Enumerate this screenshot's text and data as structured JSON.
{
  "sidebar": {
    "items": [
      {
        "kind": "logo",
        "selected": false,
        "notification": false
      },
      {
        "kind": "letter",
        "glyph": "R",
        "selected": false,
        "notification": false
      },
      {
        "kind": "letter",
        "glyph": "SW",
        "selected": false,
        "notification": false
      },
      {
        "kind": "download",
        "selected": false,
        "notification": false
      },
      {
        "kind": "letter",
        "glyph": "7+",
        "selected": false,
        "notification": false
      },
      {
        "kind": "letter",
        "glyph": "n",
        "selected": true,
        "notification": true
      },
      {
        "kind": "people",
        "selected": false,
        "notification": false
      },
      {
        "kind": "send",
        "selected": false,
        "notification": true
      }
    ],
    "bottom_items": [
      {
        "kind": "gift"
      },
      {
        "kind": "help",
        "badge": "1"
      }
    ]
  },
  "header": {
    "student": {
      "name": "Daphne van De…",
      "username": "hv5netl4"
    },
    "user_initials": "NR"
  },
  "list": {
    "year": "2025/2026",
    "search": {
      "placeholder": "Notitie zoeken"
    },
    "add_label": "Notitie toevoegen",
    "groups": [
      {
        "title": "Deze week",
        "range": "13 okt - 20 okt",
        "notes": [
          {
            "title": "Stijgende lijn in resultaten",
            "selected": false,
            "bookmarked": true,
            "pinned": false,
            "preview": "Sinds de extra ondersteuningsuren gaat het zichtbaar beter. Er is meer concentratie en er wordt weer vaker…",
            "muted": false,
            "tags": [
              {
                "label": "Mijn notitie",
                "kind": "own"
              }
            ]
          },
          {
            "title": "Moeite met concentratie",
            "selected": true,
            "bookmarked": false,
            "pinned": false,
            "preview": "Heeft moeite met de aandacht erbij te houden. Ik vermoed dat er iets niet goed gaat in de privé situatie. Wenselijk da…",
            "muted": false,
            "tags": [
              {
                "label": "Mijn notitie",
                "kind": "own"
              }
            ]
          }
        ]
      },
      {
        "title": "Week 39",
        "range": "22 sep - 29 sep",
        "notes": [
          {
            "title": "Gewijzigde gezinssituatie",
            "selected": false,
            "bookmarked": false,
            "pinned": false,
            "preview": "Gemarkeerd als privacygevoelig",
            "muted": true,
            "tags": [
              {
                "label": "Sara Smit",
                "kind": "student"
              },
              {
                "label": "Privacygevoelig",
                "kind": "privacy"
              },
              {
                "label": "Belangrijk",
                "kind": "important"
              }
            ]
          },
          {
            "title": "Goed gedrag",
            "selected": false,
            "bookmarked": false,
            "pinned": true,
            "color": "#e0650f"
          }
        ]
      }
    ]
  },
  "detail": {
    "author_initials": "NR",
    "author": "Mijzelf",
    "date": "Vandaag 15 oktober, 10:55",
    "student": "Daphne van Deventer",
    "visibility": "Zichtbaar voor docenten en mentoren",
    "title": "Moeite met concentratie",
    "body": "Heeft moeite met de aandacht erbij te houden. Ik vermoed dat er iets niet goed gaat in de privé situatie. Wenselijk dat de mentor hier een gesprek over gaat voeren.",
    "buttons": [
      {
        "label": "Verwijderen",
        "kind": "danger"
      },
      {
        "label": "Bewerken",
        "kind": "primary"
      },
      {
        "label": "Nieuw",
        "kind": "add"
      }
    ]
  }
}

━━━━━━

Keep only those lines of the records that hold "iets", and return them.

            "preview": "Heeft moeite met de aandacht erbij te houden. Ik vermoed dat er iets niet goed gaat in de privé situatie. Wenselijk da…",
    "body": "Heeft moeite met de aandacht erbij te houden. Ik vermoed dat er iets niet goed gaat in de privé situatie. Wenselijk dat de mentor hier een gesprek over gaat voeren.",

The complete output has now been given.